[Start of GIVEN INFORMATION]
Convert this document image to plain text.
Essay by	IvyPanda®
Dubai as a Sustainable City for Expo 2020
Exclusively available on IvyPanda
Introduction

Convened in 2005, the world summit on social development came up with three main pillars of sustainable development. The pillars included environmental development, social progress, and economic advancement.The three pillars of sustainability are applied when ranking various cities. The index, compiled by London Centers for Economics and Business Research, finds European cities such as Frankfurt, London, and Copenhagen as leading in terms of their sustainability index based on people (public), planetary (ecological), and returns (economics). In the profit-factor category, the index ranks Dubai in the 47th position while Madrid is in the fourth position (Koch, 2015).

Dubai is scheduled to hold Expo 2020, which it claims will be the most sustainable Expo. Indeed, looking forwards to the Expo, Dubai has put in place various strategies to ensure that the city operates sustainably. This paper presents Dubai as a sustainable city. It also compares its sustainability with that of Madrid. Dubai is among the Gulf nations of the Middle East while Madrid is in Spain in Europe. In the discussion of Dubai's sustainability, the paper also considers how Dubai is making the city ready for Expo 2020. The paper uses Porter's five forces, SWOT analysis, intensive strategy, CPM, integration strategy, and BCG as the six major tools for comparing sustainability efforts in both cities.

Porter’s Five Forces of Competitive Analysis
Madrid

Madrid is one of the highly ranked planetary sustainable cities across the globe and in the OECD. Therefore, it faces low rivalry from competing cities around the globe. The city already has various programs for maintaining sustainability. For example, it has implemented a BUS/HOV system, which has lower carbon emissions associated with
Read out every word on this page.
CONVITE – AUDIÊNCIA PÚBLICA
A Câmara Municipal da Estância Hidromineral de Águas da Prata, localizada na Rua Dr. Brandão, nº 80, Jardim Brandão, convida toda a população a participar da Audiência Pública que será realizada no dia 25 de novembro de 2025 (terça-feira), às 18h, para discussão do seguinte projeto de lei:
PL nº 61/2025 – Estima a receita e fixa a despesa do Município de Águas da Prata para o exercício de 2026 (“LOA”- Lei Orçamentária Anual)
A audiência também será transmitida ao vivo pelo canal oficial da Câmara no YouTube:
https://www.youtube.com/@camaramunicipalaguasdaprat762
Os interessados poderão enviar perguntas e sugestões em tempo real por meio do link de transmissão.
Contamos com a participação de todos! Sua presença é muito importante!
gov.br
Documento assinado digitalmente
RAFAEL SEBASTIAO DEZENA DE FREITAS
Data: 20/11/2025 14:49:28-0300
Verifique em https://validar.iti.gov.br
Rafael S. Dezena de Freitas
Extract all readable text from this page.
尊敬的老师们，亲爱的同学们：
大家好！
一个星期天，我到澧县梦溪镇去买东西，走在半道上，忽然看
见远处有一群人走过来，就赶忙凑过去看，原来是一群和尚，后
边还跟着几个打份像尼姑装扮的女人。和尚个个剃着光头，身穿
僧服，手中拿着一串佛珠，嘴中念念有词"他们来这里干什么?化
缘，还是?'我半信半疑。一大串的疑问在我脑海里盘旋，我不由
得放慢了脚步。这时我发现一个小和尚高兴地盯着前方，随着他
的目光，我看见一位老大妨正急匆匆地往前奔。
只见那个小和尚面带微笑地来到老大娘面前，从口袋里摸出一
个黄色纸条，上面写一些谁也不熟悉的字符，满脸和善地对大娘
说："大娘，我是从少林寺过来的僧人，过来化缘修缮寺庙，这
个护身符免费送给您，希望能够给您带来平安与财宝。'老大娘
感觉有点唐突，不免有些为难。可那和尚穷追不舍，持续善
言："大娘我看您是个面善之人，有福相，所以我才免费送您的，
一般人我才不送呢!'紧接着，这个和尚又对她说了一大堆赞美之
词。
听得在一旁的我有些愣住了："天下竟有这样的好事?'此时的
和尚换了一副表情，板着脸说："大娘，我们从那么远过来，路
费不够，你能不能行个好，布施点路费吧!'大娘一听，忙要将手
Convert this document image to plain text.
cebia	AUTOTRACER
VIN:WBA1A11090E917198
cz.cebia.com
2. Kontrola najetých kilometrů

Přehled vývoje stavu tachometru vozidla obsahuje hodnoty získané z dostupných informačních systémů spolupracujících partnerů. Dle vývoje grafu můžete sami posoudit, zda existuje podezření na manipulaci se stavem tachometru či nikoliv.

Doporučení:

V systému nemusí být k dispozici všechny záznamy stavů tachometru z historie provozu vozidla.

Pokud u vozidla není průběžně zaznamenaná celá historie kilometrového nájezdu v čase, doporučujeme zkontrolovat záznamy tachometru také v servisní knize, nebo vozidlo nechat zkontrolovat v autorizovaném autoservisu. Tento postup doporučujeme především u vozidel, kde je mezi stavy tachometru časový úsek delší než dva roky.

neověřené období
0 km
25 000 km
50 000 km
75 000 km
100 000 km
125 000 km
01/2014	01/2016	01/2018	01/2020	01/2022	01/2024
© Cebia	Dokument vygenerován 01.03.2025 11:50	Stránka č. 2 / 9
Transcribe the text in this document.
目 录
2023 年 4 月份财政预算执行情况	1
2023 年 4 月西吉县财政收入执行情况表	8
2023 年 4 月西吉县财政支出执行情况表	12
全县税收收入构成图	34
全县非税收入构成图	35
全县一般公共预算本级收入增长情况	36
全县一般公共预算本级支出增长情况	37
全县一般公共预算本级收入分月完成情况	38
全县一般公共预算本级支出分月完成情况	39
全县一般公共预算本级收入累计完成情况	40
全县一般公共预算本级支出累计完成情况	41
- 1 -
[End of GIVEN INFORMATION]
WHAT THE TASK ASKS.
Exactly as shown, repeat every record.

TASK RESPONSE.
Convert this document image to plain text.
Essay by	IvyPanda®
Dubai as a Sustainable City for Expo 2020
Exclusively available on IvyPanda
Introduction

Convened in 2005, the world summit on social development came up with three main pillars of sustainable development. The pillars included environmental development, social progress, and economic advancement.The three pillars of sustainability are applied when ranking various cities. The index, compiled by London Centers for Economics and Business Research, finds European cities such as Frankfurt, London, and Copenhagen as leading in terms of their sustainability index based on people (public), planetary (ecological), and returns (economics). In the profit-factor category, the index ranks Dubai in the 47th position while Madrid is in the fourth position (Koch, 2015).

Dubai is scheduled to hold Expo 2020, which it claims will be the most sustainable Expo. Indeed, looking forwards to the Expo, Dubai has put in place various strategies to ensure that the city operates sustainably. This paper presents Dubai as a sustainable city. It also compares its sustainability with that of Madrid. Dubai is among the Gulf nations of the Middle East while Madrid is in Spain in Europe. In the discussion of Dubai's sustainability, the paper also considers how Dubai is making the city ready for Expo 2020. The paper uses Porter's five forces, SWOT analysis, intensive strategy, CPM, integration strategy, and BCG as the six major tools for comparing sustainability efforts in both cities.

Porter’s Five Forces of Competitive Analysis
Madrid

Madrid is one of the highly ranked planetary sustainable cities across the globe and in the OECD. Therefore, it faces low rivalry from competing cities around the globe. The city already has various programs for maintaining sustainability. For example, it has implemented a BUS/HOV system, which has lower carbon emissions associated with
Read out every word on this page.
CONVITE – AUDIÊNCIA PÚBLICA
A Câmara Municipal da Estância Hidromineral de Águas da Prata, localizada na Rua Dr. Brandão, nº 80, Jardim Brandão, convida toda a população a participar da Audiência Pública que será realizada no dia 25 de novembro de 2025 (terça-feira), às 18h, para discussão do seguinte projeto de lei:
PL nº 61/2025 – Estima a receita e fixa a despesa do Município de Águas da Prata para o exercício de 2026 (“LOA”- Lei Orçamentária Anual)
A audiência também será transmitida ao vivo pelo canal oficial da Câmara no YouTube:
https://www.youtube.com/@camaramunicipalaguasdaprat762
Os interessados poderão enviar perguntas e sugestões em tempo real por meio do link de transmissão.
Contamos com a participação de todos! Sua presença é muito importante!
gov.br
Documento assinado digitalmente
RAFAEL SEBASTIAO DEZENA DE FREITAS
Data: 20/11/2025 14:49:28-0300
Verifique em https://validar.iti.gov.br
Rafael S. Dezena de Freitas
Extract all readable text from this page.
尊敬的老师们，亲爱的同学们：
大家好！
一个星期天，我到澧县梦溪镇去买东西，走在半道上，忽然看
见远处有一群人走过来，就赶忙凑过去看，原来是一群和尚，后
边还跟着几个打份像尼姑装扮的女人。和尚个个剃着光头，身穿
僧服，手中拿着一串佛珠，嘴中念念有词"他们来这里干什么?化
缘，还是?'我半信半疑。一大串的疑问在我脑海里盘旋，我不由
得放慢了脚步。这时我发现一个小和尚高兴地盯着前方，随着他
的目光，我看见一位老大妨正急匆匆地往前奔。
只见那个小和尚面带微笑地来到老大娘面前，从口袋里摸出一
个黄色纸条，上面写一些谁也不熟悉的字符，满脸和善地对大娘
说："大娘，我是从少林寺过来的僧人，过来化缘修缮寺庙，这
个护身符免费送给您，希望能够给您带来平安与财宝。'老大娘
感觉有点唐突，不免有些为难。可那和尚穷追不舍，持续善
言："大娘我看您是个面善之人，有福相，所以我才免费送您的，
一般人我才不送呢!'紧接着，这个和尚又对她说了一大堆赞美之
词。
听得在一旁的我有些愣住了："天下竟有这样的好事?'此时的
和尚换了一副表情，板着脸说："大娘，我们从那么远过来，路
费不够，你能不能行个好，布施点路费吧!'大娘一听，忙要将手
Convert this document image to plain text.
cebia	AUTOTRACER
VIN:WBA1A11090E917198
cz.cebia.com
2. Kontrola najetých kilometrů

Přehled vývoje stavu tachometru vozidla obsahuje hodnoty získané z dostupných informačních systémů spolupracujících partnerů. Dle vývoje grafu můžete sami posoudit, zda existuje podezření na manipulaci se stavem tachometru či nikoliv.

Doporučení:

V systému nemusí být k dispozici všechny záznamy stavů tachometru z historie provozu vozidla.

Pokud u vozidla není průběžně zaznamenaná celá historie kilometrového nájezdu v čase, doporučujeme zkontrolovat záznamy tachometru také v servisní knize, nebo vozidlo nechat zkontrolovat v autorizovaném autoservisu. Tento postup doporučujeme především u vozidel, kde je mezi stavy tachometru časový úsek delší než dva roky.

neověřené období
0 km
25 000 km
50 000 km
75 000 km
100 000 km
125 000 km
01/2014	01/2016	01/2018	01/2020	01/2022	01/2024
© Cebia	Dokument vygenerován 01.03.2025 11:50	Stránka č. 2 / 9
Transcribe the text in this document.
目 录
2023 年 4 月份财政预算执行情况	1
2023 年 4 月西吉县财政收入执行情况表	8
2023 年 4 月西吉县财政支出执行情况表	12
全县税收收入构成图	34
全县非税收入构成图	35
全县一般公共预算本级收入增长情况	36
全县一般公共预算本级支出增长情况	37
全县一般公共预算本级收入分月完成情况	38
全县一般公共预算本级支出分月完成情况	39
全县一般公共预算本级收入累计完成情况	40
全县一般公共预算本级支出累计完成情况	41
- 1 -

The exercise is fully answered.